Work to do: Swap every instance of "mesh-line" in the material below for "grid-line", and copy all other text unchanged.

Record excerpts:
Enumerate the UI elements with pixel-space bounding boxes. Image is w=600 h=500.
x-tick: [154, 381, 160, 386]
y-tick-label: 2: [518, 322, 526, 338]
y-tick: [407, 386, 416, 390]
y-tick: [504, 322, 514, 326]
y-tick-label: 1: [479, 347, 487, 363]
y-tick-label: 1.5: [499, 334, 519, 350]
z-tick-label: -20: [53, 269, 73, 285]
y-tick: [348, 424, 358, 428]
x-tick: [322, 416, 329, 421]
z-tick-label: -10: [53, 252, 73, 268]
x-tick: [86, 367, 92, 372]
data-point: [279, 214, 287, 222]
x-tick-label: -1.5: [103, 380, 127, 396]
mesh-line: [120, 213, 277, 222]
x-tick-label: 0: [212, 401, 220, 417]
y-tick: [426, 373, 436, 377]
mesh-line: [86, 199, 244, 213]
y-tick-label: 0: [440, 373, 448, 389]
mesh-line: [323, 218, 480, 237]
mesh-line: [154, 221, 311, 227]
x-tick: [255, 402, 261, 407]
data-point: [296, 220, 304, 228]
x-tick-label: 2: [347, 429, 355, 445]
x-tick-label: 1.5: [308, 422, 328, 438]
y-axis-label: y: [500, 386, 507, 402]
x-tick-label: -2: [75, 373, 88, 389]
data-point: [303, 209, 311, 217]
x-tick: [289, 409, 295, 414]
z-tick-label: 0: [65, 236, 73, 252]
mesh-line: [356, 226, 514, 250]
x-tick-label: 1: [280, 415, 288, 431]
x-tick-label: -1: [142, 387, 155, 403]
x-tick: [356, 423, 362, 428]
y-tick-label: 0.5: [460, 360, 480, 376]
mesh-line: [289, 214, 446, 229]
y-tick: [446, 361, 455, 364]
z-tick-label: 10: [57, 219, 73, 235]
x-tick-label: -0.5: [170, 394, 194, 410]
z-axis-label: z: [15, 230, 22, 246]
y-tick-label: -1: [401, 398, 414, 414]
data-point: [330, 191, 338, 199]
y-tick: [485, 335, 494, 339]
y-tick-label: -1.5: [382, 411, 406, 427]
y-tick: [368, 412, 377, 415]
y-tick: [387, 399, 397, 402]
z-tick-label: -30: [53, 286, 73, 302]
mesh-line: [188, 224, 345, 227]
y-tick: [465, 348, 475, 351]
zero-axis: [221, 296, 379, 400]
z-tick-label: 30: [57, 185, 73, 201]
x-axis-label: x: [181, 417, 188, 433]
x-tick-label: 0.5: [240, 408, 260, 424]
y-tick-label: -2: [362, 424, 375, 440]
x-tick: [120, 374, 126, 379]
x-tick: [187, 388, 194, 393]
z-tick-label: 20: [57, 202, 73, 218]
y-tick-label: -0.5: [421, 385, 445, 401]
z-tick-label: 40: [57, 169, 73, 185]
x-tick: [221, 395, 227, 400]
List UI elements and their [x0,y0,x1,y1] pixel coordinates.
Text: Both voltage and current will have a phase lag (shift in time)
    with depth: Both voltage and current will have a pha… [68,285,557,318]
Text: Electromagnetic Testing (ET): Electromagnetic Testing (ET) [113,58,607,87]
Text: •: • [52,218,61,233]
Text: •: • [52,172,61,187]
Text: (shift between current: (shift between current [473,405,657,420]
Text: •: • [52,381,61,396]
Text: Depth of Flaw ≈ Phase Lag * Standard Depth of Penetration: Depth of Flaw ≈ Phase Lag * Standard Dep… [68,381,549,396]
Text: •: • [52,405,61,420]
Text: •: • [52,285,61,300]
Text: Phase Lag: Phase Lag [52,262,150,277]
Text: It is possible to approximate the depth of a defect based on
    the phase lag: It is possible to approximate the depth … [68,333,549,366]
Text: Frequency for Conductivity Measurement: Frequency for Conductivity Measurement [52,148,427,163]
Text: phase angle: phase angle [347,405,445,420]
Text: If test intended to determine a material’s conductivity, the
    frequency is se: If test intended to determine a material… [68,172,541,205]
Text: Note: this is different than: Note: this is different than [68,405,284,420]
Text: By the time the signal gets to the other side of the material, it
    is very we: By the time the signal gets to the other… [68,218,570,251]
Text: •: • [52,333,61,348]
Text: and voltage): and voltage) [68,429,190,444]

Exercise answer:
Enumerate the UI elements with pixel-space bounding boxes. Image is w=600 h=500.
x-tick: [154, 381, 160, 386]
y-tick-label: 2: [518, 322, 526, 338]
y-tick: [407, 386, 416, 390]
y-tick: [504, 322, 514, 326]
y-tick-label: 1: [479, 347, 487, 363]
y-tick-label: 1.5: [499, 334, 519, 350]
z-tick-label: -20: [53, 269, 73, 285]
y-tick: [348, 424, 358, 428]
x-tick: [322, 416, 329, 421]
z-tick-label: -10: [53, 252, 73, 268]
x-tick: [86, 367, 92, 372]
data-point: [279, 214, 287, 222]
x-tick-label: -1.5: [103, 380, 127, 396]
grid-line: [120, 213, 277, 222]
x-tick-label: 0: [212, 401, 220, 417]
y-tick: [426, 373, 436, 377]
grid-line: [86, 199, 244, 213]
y-tick-label: 0: [440, 373, 448, 389]
grid-line: [323, 218, 480, 237]
grid-line: [154, 221, 311, 227]
x-tick: [255, 402, 261, 407]
data-point: [296, 220, 304, 228]
x-tick-label: 2: [347, 429, 355, 445]
x-tick-label: 1.5: [308, 422, 328, 438]
y-axis-label: y: [500, 386, 507, 402]
x-tick-label: -2: [75, 373, 88, 389]
data-point: [303, 209, 311, 217]
x-tick: [289, 409, 295, 414]
z-tick-label: 0: [65, 236, 73, 252]
grid-line: [356, 226, 514, 250]
x-tick-label: 1: [280, 415, 288, 431]
x-tick-label: -1: [142, 387, 155, 403]
x-tick: [356, 423, 362, 428]
y-tick-label: 0.5: [460, 360, 480, 376]
grid-line: [289, 214, 446, 229]
y-tick: [446, 361, 455, 364]
z-tick-label: 10: [57, 219, 73, 235]
x-tick-label: -0.5: [170, 394, 194, 410]
z-axis-label: z: [15, 230, 22, 246]
y-tick-label: -1: [401, 398, 414, 414]
data-point: [330, 191, 338, 199]
y-tick: [485, 335, 494, 339]
y-tick-label: -1.5: [382, 411, 406, 427]
y-tick: [368, 412, 377, 415]
y-tick: [387, 399, 397, 402]
z-tick-label: -30: [53, 286, 73, 302]
grid-line: [188, 224, 345, 227]
y-tick: [465, 348, 475, 351]
zero-axis: [221, 296, 379, 400]
z-tick-label: 30: [57, 185, 73, 201]
x-axis-label: x: [181, 417, 188, 433]
x-tick-label: 0.5: [240, 408, 260, 424]
y-tick-label: -2: [362, 424, 375, 440]
x-tick: [120, 374, 126, 379]
x-tick: [187, 388, 194, 393]
z-tick-label: 20: [57, 202, 73, 218]
y-tick-label: -0.5: [421, 385, 445, 401]
z-tick-label: 40: [57, 169, 73, 185]
x-tick: [221, 395, 227, 400]
List UI elements and their [x0,y0,x1,y1] pixel coordinates.
Text: Both voltage and current will have a phase lag (shift in time)
    with depth: Both voltage and current will have a pha… [68,285,557,318]
Text: Electromagnetic Testing (ET): Electromagnetic Testing (ET) [113,58,607,87]
Text: •: • [52,218,61,233]
Text: •: • [52,172,61,187]
Text: (shift between current: (shift between current [473,405,657,420]
Text: •: • [52,381,61,396]
Text: Depth of Flaw ≈ Phase Lag * Standard Depth of Penetration: Depth of Flaw ≈ Phase Lag * Standard Dep… [68,381,549,396]
Text: •: • [52,405,61,420]
Text: •: • [52,285,61,300]
Text: Phase Lag: Phase Lag [52,262,150,277]
Text: It is possible to approximate the depth of a defect based on
    the phase lag: It is possible to approximate the depth … [68,333,549,366]
Text: Frequency for Conductivity Measurement: Frequency for Conductivity Measurement [52,148,427,163]
Text: phase angle: phase angle [347,405,445,420]
Text: If test intended to determine a material’s conductivity, the
    frequency is se: If test intended to determine a material… [68,172,541,205]
Text: Note: this is different than: Note: this is different than [68,405,284,420]
Text: By the time the signal gets to the other side of the material, it
    is very we: By the time the signal gets to the other… [68,218,570,251]
Text: •: • [52,333,61,348]
Text: and voltage): and voltage) [68,429,190,444]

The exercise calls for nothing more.